> [Data for this task]:
= = = = =

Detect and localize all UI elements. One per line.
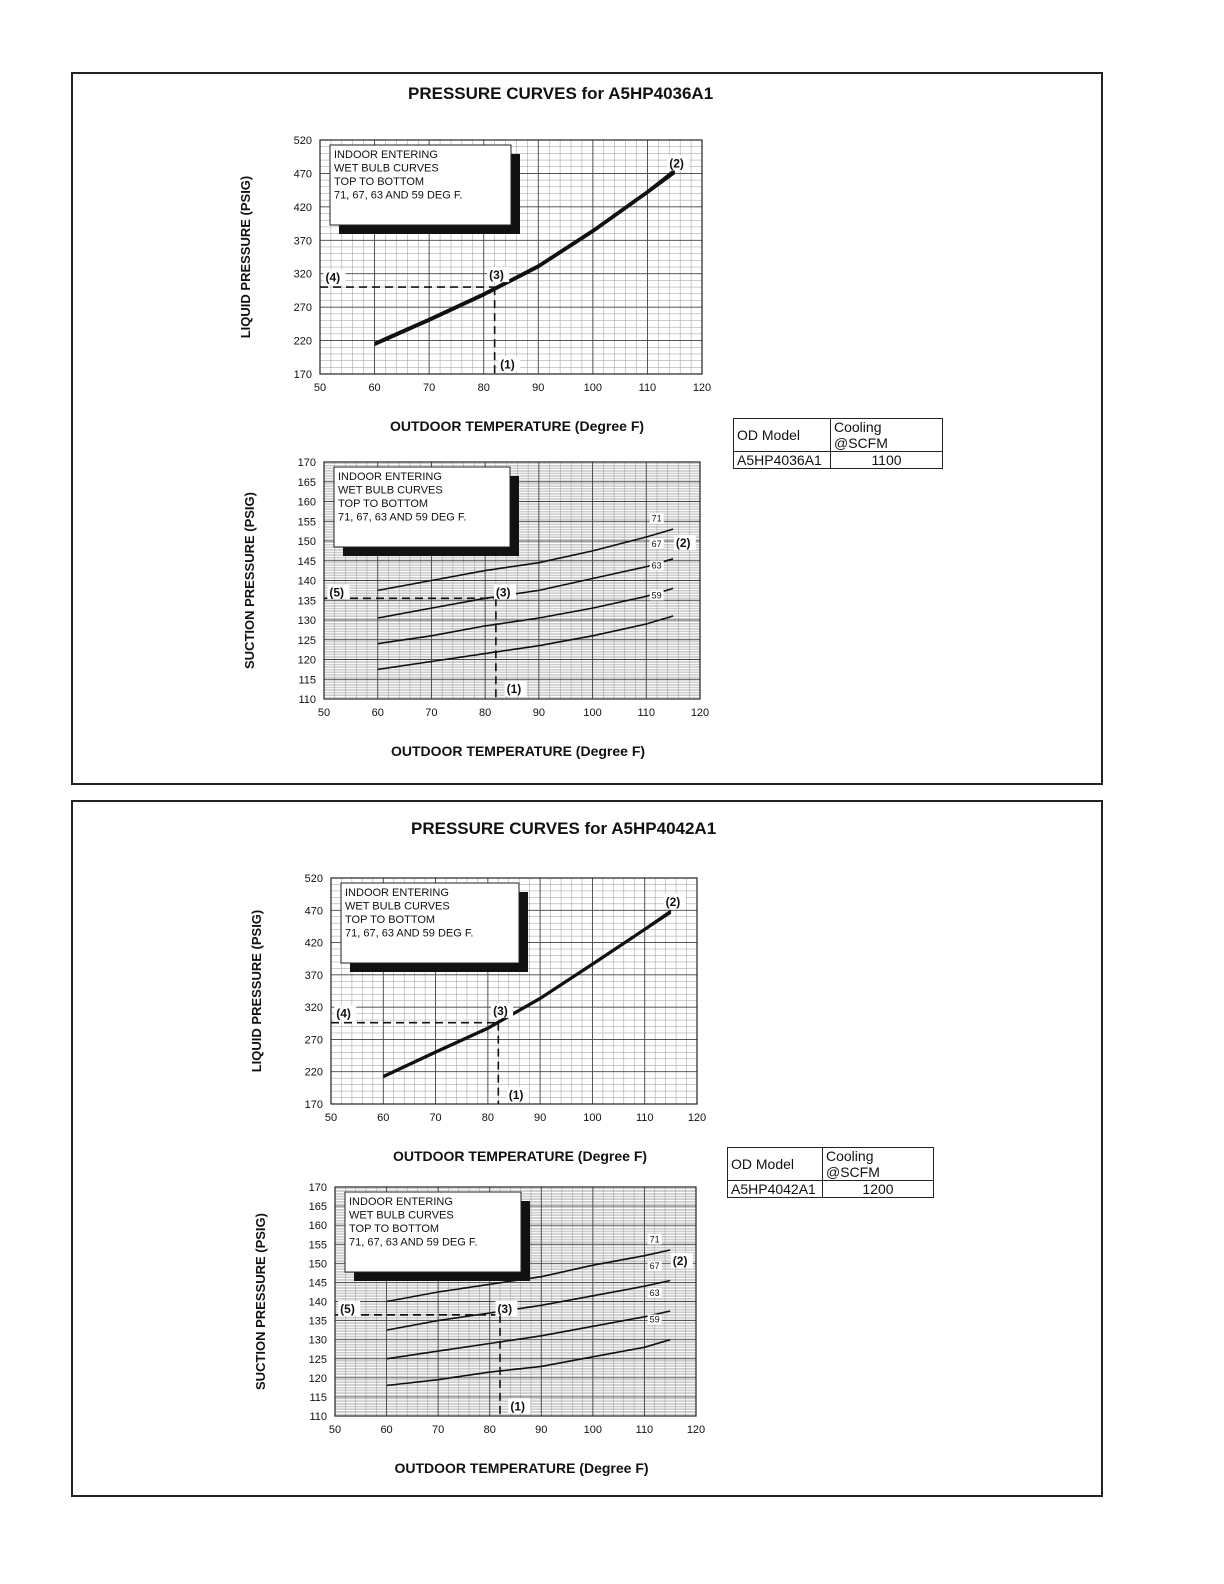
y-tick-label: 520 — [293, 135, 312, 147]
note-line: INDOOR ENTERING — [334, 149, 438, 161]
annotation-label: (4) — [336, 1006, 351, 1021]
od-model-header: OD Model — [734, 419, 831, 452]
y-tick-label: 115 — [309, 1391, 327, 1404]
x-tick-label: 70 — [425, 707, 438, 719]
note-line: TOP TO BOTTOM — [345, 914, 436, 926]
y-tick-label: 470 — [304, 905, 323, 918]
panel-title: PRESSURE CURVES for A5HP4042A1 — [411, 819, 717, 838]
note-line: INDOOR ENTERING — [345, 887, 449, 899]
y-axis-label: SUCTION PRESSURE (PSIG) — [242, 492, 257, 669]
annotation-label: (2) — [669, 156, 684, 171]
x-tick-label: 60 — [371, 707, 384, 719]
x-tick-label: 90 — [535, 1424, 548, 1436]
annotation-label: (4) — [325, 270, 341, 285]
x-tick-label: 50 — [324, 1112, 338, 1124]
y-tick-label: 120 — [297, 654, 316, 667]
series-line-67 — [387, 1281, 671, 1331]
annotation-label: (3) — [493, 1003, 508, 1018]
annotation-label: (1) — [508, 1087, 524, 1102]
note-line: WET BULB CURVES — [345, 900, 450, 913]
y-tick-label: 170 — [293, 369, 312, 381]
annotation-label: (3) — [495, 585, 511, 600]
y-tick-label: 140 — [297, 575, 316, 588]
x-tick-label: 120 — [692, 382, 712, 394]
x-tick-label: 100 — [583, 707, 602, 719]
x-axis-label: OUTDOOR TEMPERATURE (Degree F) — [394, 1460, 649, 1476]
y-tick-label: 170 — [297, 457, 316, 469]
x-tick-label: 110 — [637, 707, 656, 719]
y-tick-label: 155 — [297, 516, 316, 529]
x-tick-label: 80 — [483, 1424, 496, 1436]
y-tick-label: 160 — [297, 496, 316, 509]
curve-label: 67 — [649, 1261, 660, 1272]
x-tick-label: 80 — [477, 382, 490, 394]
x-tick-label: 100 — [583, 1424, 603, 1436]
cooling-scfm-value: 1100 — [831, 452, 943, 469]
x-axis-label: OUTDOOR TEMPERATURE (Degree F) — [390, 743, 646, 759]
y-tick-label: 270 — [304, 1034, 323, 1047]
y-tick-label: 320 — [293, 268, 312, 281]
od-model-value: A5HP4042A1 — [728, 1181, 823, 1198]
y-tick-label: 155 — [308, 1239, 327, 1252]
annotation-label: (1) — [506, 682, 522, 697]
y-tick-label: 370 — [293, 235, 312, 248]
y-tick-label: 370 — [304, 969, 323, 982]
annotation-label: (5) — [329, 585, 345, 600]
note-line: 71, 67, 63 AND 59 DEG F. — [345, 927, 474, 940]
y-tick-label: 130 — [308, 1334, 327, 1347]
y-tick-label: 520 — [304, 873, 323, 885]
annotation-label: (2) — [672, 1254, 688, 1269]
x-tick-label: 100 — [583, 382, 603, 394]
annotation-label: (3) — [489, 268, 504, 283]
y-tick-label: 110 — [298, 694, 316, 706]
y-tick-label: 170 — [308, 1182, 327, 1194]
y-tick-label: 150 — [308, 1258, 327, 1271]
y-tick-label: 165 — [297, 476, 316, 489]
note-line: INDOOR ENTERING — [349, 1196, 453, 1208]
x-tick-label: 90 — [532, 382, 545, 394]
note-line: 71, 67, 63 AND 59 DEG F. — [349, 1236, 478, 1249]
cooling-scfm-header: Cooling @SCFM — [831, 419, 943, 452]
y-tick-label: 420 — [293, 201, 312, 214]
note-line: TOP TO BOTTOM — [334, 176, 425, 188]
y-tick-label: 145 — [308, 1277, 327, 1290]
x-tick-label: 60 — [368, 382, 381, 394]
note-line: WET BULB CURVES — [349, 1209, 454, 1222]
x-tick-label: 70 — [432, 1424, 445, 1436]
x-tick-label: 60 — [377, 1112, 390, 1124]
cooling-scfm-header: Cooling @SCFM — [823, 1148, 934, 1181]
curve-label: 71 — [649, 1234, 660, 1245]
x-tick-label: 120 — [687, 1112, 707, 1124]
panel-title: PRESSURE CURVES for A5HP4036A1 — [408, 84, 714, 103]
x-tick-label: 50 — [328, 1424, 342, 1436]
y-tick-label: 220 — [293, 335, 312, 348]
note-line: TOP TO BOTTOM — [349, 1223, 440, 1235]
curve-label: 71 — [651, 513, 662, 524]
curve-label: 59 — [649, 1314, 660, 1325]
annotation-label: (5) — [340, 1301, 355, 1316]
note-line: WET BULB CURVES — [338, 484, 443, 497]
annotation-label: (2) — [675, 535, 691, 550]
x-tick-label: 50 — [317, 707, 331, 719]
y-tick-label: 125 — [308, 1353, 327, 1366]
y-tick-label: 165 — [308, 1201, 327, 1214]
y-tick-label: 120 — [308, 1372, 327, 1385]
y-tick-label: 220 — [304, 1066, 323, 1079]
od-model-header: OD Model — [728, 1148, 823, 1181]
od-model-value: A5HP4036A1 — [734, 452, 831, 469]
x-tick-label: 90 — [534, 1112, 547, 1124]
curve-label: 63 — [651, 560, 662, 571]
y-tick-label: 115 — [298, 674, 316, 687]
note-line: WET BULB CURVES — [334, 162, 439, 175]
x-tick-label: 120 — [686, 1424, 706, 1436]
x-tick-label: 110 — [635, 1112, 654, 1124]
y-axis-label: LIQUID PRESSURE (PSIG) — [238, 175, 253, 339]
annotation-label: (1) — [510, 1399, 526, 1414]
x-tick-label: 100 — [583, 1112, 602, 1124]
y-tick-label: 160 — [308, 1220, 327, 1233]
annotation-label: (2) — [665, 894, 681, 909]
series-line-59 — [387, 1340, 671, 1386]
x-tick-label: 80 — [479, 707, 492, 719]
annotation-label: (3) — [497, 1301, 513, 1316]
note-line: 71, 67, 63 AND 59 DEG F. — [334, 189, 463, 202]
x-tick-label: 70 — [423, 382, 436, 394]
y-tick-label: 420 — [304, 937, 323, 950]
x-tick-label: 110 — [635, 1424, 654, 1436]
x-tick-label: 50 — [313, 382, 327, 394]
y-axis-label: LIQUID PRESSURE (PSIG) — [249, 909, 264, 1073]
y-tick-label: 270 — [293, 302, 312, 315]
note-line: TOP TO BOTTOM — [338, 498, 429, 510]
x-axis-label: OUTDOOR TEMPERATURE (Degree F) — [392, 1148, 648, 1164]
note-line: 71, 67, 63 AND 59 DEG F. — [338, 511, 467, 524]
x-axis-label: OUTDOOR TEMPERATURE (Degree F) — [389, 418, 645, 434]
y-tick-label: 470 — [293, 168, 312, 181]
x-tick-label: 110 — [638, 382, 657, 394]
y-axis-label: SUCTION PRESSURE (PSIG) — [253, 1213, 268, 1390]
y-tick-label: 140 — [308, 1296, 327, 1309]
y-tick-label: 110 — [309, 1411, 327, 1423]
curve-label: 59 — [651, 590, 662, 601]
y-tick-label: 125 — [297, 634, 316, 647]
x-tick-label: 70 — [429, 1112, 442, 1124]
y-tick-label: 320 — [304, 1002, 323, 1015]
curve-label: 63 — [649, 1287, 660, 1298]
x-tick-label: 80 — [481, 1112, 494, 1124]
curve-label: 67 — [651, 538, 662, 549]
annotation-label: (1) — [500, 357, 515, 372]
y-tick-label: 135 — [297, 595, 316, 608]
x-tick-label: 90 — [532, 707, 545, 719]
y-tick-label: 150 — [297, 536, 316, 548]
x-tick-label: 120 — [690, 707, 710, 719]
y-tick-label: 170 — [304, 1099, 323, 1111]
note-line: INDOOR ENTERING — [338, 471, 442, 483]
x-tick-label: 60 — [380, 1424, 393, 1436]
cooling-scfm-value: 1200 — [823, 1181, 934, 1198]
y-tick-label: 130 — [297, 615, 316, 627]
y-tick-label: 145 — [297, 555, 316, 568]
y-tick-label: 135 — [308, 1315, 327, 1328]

= = = = =

> [Problem details]: Return the lines above, unchanged, starting with the line that contains "y-tick-label: 520 — [293, 135, 312, 147]" and going on through the line that contains "y-axis-label: SUCTION PRESSURE (PSIG) — [242, 492, 257, 669]".

> [Expected answer]:
y-tick-label: 520 — [293, 135, 312, 147]
note-line: INDOOR ENTERING — [334, 149, 438, 161]
annotation-label: (4) — [336, 1006, 351, 1021]
od-model-header: OD Model — [734, 419, 831, 452]
y-tick-label: 115 — [309, 1391, 327, 1404]
x-tick-label: 70 — [425, 707, 438, 719]
note-line: TOP TO BOTTOM — [345, 914, 436, 926]
y-tick-label: 470 — [304, 905, 323, 918]
panel-title: PRESSURE CURVES for A5HP4042A1 — [411, 819, 717, 838]
note-line: INDOOR ENTERING — [345, 887, 449, 899]
y-axis-label: SUCTION PRESSURE (PSIG) — [242, 492, 257, 669]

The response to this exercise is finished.